Take every line from the listing below that includes "essentielles" and copy it.

>> start Data supplied

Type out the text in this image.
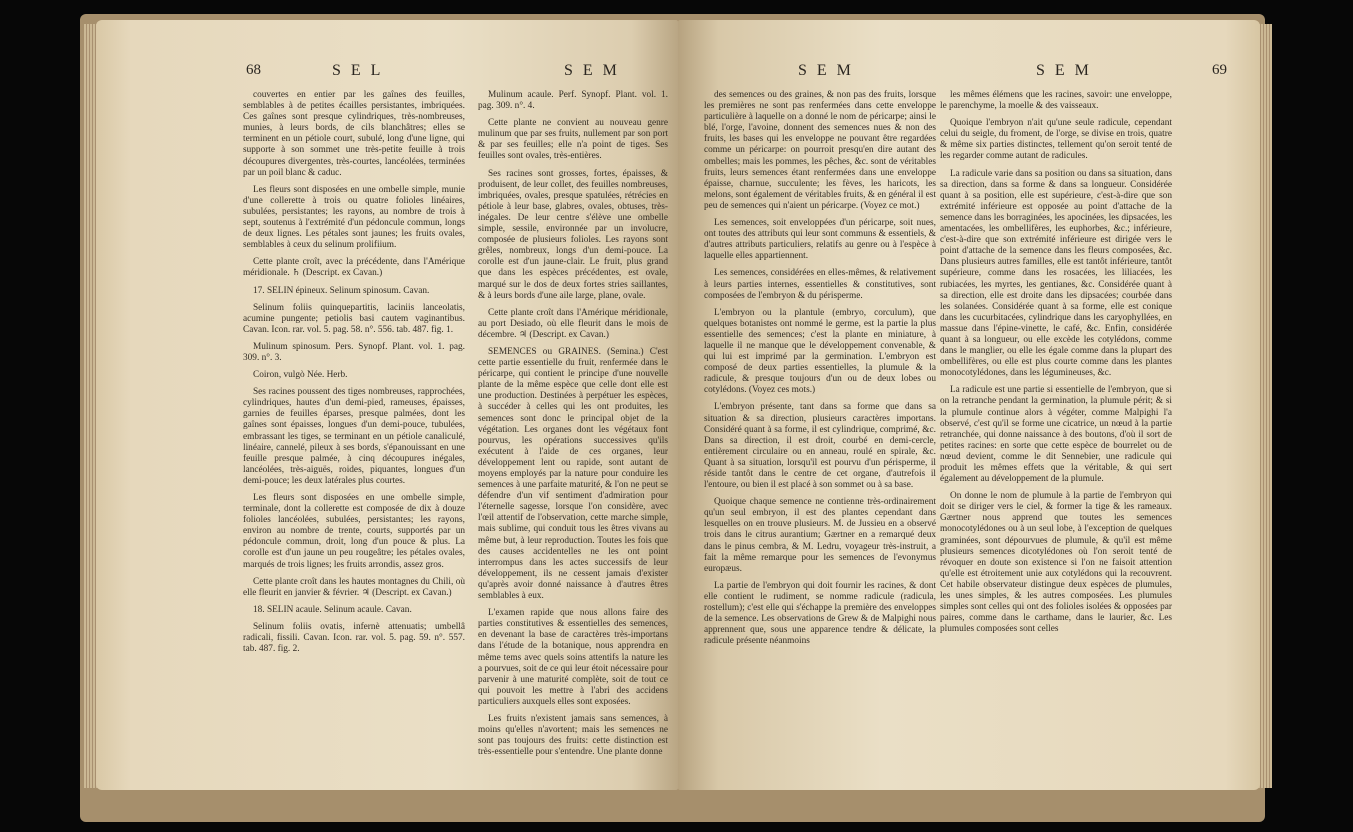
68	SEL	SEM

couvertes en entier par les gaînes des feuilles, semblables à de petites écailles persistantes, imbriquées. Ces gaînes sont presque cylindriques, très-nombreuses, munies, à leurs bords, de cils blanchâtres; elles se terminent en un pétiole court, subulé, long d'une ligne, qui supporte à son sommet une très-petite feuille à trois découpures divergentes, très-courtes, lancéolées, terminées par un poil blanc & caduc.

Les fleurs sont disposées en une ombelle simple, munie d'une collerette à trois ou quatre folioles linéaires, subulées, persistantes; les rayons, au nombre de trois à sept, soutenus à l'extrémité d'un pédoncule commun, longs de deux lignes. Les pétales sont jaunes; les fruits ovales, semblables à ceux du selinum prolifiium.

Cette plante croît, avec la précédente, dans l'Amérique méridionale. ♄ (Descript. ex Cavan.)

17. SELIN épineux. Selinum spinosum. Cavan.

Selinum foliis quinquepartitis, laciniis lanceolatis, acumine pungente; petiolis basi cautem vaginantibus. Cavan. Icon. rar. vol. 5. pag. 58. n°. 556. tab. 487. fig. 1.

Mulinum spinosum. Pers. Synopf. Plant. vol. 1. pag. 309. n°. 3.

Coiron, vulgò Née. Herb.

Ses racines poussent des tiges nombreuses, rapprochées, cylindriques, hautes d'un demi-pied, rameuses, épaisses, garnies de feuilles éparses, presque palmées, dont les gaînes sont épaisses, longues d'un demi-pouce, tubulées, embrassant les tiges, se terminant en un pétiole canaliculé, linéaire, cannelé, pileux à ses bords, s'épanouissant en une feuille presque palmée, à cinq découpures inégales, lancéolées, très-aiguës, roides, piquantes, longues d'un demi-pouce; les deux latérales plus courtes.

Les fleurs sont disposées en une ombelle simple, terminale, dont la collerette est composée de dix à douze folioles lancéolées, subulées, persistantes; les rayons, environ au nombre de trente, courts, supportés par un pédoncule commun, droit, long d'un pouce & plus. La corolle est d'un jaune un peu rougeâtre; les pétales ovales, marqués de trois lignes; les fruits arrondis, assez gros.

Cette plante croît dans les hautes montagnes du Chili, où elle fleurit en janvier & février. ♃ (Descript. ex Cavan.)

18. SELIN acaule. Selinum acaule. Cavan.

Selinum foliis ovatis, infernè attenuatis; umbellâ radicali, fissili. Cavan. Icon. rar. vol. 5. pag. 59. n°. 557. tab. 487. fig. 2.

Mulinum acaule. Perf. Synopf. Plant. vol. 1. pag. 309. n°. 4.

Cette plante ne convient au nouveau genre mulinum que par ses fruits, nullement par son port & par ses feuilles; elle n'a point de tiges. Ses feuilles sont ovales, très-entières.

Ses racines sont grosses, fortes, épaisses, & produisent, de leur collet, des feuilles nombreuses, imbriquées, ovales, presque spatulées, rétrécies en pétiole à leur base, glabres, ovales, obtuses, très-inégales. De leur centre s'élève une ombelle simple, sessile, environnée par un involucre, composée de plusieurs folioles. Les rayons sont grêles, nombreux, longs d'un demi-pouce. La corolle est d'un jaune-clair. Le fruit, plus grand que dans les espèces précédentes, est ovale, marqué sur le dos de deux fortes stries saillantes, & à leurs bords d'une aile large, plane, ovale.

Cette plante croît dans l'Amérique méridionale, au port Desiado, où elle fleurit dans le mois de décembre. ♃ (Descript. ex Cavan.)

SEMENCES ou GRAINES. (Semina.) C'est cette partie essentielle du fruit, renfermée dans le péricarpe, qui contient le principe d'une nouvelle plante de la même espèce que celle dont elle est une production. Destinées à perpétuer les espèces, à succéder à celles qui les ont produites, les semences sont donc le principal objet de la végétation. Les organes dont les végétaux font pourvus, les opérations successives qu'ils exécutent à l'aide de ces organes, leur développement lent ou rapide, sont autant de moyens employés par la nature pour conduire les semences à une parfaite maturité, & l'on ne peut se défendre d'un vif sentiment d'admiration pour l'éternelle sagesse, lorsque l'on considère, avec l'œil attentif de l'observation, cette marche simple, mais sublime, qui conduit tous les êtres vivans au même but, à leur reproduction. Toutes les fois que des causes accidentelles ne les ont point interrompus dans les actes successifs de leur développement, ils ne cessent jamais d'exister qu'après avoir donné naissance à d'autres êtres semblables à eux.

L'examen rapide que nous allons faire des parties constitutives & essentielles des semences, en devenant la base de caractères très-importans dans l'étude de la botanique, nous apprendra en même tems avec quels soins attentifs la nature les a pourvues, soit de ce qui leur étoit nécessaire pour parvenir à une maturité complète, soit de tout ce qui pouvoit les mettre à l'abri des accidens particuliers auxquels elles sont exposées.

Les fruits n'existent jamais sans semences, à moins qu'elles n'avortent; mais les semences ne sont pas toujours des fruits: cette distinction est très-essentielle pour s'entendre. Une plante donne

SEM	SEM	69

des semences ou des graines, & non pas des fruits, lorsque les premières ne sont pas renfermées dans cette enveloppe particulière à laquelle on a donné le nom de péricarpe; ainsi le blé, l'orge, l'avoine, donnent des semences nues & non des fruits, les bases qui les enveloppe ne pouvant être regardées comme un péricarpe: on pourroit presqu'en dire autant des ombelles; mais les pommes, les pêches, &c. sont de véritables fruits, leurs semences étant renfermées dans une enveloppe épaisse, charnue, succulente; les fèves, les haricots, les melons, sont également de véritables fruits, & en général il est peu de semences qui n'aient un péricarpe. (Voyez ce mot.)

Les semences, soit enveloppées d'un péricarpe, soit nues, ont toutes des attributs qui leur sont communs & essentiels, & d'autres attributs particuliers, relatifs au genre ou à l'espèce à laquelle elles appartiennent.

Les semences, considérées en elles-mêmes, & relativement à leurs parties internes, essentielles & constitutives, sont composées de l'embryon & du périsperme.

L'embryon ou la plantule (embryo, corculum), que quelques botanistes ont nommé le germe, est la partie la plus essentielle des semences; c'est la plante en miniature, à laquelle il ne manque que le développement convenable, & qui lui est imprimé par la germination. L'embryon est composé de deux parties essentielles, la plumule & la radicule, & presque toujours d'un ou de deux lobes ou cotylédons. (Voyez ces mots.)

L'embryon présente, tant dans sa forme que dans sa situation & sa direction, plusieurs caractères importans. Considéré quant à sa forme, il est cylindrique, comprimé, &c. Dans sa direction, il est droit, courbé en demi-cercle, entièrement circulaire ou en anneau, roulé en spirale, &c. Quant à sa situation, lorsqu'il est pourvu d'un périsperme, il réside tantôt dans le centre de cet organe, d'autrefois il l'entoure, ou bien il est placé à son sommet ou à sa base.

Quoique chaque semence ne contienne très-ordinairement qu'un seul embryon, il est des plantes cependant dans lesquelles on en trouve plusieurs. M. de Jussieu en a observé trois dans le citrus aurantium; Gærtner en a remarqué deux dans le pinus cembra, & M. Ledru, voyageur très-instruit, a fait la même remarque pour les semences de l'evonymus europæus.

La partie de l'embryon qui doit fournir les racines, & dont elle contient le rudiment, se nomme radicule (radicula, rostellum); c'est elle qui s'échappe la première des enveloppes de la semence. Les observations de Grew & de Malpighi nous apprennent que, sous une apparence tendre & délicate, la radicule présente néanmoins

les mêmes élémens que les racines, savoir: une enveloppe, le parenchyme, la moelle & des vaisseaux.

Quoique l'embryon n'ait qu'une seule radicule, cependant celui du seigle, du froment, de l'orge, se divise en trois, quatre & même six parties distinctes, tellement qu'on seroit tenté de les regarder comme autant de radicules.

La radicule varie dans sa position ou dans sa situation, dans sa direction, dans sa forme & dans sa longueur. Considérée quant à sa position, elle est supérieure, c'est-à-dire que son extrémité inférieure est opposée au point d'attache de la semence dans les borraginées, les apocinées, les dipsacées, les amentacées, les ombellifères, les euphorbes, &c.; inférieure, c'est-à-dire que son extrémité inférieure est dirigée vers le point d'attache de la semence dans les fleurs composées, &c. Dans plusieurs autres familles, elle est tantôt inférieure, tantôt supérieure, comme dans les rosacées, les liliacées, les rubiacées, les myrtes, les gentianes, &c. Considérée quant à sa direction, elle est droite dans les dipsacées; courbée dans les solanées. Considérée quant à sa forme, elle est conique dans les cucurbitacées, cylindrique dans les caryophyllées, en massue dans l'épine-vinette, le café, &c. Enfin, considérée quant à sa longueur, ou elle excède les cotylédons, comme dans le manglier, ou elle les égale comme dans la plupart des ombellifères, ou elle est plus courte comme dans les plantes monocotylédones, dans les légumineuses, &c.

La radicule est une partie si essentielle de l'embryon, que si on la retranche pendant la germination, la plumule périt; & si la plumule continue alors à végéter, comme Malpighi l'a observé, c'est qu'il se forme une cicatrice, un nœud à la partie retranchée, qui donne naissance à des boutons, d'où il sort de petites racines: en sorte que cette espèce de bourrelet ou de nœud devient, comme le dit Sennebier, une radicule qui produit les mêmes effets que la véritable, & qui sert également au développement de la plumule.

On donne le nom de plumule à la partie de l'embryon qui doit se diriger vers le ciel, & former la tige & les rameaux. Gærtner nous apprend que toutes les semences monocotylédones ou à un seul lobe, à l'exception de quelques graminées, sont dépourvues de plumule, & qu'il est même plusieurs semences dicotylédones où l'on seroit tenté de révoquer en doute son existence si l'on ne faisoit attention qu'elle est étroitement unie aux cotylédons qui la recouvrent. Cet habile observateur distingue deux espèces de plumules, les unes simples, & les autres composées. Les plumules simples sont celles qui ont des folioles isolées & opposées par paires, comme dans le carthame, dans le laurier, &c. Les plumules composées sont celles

>> end Data supplied

> [Answer for the task]:
L'examen rapide que nous allons faire des parties constitutives & essentielles des semences, en devenant la base de caractères très-importans dans l'étude de la botanique, nous apprendra en même tems avec quels soins attentifs la nature les a pourvues, soit de ce qui leur étoit nécessaire pour parvenir à une maturité complète, soit de tout ce qui pouvoit les mettre à l'abri des accidens particuliers auxquels elles sont exposées.
Les semences, considérées en elles-mêmes, & relativement à leurs parties internes, essentielles & constitutives, sont composées de l'embryon & du périsperme.
L'embryon ou la plantule (embryo, corculum), que quelques botanistes ont nommé le germe, est la partie la plus essentielle des semences; c'est la plante en miniature, à laquelle il ne manque que le développement convenable, & qui lui est imprimé par la germination. L'embryon est composé de deux parties essentielles, la plumule & la radicule, & presque toujours d'un ou de deux lobes ou cotylédons. (Voyez ces mots.)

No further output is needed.